— Begin RAW DATA —

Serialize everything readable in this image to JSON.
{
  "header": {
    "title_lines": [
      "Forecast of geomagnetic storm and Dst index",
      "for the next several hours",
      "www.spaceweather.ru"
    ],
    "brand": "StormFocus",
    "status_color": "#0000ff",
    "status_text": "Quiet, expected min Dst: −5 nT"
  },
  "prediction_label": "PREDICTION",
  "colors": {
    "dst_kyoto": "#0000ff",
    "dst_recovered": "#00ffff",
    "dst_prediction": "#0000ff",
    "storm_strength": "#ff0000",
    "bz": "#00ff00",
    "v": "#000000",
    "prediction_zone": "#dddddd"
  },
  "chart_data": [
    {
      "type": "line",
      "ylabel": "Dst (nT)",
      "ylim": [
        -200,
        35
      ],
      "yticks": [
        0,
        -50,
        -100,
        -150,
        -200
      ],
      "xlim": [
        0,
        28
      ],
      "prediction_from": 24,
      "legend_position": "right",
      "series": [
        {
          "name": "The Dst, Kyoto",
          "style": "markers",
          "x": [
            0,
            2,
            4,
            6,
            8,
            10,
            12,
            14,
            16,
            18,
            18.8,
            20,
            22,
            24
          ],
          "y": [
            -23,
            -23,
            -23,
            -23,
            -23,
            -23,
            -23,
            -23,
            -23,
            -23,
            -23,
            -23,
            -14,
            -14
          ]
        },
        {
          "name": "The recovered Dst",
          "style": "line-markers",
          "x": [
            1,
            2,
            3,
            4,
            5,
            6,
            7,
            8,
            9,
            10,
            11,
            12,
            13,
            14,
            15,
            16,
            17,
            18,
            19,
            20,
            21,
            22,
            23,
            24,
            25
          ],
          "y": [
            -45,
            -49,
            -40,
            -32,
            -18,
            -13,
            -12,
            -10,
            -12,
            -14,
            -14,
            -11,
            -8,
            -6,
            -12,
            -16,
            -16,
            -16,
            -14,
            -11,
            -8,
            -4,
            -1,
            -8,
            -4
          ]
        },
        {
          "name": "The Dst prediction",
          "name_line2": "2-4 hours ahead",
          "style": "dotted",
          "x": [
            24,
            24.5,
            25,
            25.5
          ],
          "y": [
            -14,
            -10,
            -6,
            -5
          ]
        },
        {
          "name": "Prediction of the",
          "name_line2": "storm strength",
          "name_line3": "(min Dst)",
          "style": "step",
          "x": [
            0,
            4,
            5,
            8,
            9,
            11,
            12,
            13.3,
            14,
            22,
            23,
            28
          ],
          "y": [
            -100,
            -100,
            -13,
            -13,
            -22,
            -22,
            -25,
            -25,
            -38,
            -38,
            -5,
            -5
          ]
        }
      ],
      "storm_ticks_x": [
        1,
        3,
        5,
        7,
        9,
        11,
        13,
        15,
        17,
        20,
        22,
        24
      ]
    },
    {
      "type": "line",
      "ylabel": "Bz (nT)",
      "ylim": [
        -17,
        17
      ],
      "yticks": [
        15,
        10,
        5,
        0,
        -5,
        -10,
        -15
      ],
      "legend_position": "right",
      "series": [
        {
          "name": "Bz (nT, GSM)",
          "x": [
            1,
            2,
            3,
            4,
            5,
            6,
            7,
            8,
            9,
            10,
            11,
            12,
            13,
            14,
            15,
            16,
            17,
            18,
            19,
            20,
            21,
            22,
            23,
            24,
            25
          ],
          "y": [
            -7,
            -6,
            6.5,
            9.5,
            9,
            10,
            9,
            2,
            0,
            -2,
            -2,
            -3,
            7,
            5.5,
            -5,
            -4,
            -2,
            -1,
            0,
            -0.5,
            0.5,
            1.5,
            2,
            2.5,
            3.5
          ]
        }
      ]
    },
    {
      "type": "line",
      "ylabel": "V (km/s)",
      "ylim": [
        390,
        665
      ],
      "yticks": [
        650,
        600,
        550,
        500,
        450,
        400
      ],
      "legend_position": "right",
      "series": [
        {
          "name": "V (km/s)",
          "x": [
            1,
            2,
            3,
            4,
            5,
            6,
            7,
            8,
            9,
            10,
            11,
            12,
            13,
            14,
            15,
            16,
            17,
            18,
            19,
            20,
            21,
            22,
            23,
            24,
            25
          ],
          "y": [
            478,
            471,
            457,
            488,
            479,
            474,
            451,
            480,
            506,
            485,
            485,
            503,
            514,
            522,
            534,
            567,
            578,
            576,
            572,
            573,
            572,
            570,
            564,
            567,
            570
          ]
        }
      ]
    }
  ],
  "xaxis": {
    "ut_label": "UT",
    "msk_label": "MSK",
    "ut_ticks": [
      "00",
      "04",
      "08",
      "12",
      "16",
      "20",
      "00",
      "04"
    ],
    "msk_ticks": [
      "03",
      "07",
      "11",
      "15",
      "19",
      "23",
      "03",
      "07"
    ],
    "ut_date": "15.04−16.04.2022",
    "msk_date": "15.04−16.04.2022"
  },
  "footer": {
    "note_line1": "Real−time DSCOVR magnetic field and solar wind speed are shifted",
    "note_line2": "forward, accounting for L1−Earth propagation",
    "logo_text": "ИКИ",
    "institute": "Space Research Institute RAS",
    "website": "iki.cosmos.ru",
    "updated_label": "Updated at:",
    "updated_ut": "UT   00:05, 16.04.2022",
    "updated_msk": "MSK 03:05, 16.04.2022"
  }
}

— End RAW DATA —

Using the listing above, please repeat every entry exactly.

Serialize everything readable in this image to JSON.
{
  "header": {
    "title_lines": [
      "Forecast of geomagnetic storm and Dst index",
      "for the next several hours",
      "www.spaceweather.ru"
    ],
    "brand": "StormFocus",
    "status_color": "#0000ff",
    "status_text": "Quiet, expected min Dst: −5 nT"
  },
  "prediction_label": "PREDICTION",
  "colors": {
    "dst_kyoto": "#0000ff",
    "dst_recovered": "#00ffff",
    "dst_prediction": "#0000ff",
    "storm_strength": "#ff0000",
    "bz": "#00ff00",
    "v": "#000000",
    "prediction_zone": "#dddddd"
  },
  "chart_data": [
    {
      "type": "line",
      "ylabel": "Dst (nT)",
      "ylim": [
        -200,
        35
      ],
      "yticks": [
        0,
        -50,
        -100,
        -150,
        -200
      ],
      "xlim": [
        0,
        28
      ],
      "prediction_from": 24,
      "legend_position": "right",
      "series": [
        {
          "name": "The Dst, Kyoto",
          "style": "markers",
          "x": [
            0,
            2,
            4,
            6,
            8,
            10,
            12,
            14,
            16,
            18,
            18.8,
            20,
            22,
            24
          ],
          "y": [
            -23,
            -23,
            -23,
            -23,
            -23,
            -23,
            -23,
            -23,
            -23,
            -23,
            -23,
            -23,
            -14,
            -14
          ]
        },
        {
          "name": "The recovered Dst",
          "style": "line-markers",
          "x": [
            1,
            2,
            3,
            4,
            5,
            6,
            7,
            8,
            9,
            10,
            11,
            12,
            13,
            14,
            15,
            16,
            17,
            18,
            19,
            20,
            21,
            22,
            23,
            24,
            25
          ],
          "y": [
            -45,
            -49,
            -40,
            -32,
            -18,
            -13,
            -12,
            -10,
            -12,
            -14,
            -14,
            -11,
            -8,
            -6,
            -12,
            -16,
            -16,
            -16,
            -14,
            -11,
            -8,
            -4,
            -1,
            -8,
            -4
          ]
        },
        {
          "name": "The Dst prediction",
          "name_line2": "2-4 hours ahead",
          "style": "dotted",
          "x": [
            24,
            24.5,
            25,
            25.5
          ],
          "y": [
            -14,
            -10,
            -6,
            -5
          ]
        },
        {
          "name": "Prediction of the",
          "name_line2": "storm strength",
          "name_line3": "(min Dst)",
          "style": "step",
          "x": [
            0,
            4,
            5,
            8,
            9,
            11,
            12,
            13.3,
            14,
            22,
            23,
            28
          ],
          "y": [
            -100,
            -100,
            -13,
            -13,
            -22,
            -22,
            -25,
            -25,
            -38,
            -38,
            -5,
            -5
          ]
        }
      ],
      "storm_ticks_x": [
        1,
        3,
        5,
        7,
        9,
        11,
        13,
        15,
        17,
        20,
        22,
        24
      ]
    },
    {
      "type": "line",
      "ylabel": "Bz (nT)",
      "ylim": [
        -17,
        17
      ],
      "yticks": [
        15,
        10,
        5,
        0,
        -5,
        -10,
        -15
      ],
      "legend_position": "right",
      "series": [
        {
          "name": "Bz (nT, GSM)",
          "x": [
            1,
            2,
            3,
            4,
            5,
            6,
            7,
            8,
            9,
            10,
            11,
            12,
            13,
            14,
            15,
            16,
            17,
            18,
            19,
            20,
            21,
            22,
            23,
            24,
            25
          ],
          "y": [
            -7,
            -6,
            6.5,
            9.5,
            9,
            10,
            9,
            2,
            0,
            -2,
            -2,
            -3,
            7,
            5.5,
            -5,
            -4,
            -2,
            -1,
            0,
            -0.5,
            0.5,
            1.5,
            2,
            2.5,
            3.5
          ]
        }
      ]
    },
    {
      "type": "line",
      "ylabel": "V (km/s)",
      "ylim": [
        390,
        665
      ],
      "yticks": [
        650,
        600,
        550,
        500,
        450,
        400
      ],
      "legend_position": "right",
      "series": [
        {
          "name": "V (km/s)",
          "x": [
            1,
            2,
            3,
            4,
            5,
            6,
            7,
            8,
            9,
            10,
            11,
            12,
            13,
            14,
            15,
            16,
            17,
            18,
            19,
            20,
            21,
            22,
            23,
            24,
            25
          ],
          "y": [
            478,
            471,
            457,
            488,
            479,
            474,
            451,
            480,
            506,
            485,
            485,
            503,
            514,
            522,
            534,
            567,
            578,
            576,
            572,
            573,
            572,
            570,
            564,
            567,
            570
          ]
        }
      ]
    }
  ],
  "xaxis": {
    "ut_label": "UT",
    "msk_label": "MSK",
    "ut_ticks": [
      "00",
      "04",
      "08",
      "12",
      "16",
      "20",
      "00",
      "04"
    ],
    "msk_ticks": [
      "03",
      "07",
      "11",
      "15",
      "19",
      "23",
      "03",
      "07"
    ],
    "ut_date": "15.04−16.04.2022",
    "msk_date": "15.04−16.04.2022"
  },
  "footer": {
    "note_line1": "Real−time DSCOVR magnetic field and solar wind speed are shifted",
    "note_line2": "forward, accounting for L1−Earth propagation",
    "logo_text": "ИКИ",
    "institute": "Space Research Institute RAS",
    "website": "iki.cosmos.ru",
    "updated_label": "Updated at:",
    "updated_ut": "UT   00:05, 16.04.2022",
    "updated_msk": "MSK 03:05, 16.04.2022"
  }
}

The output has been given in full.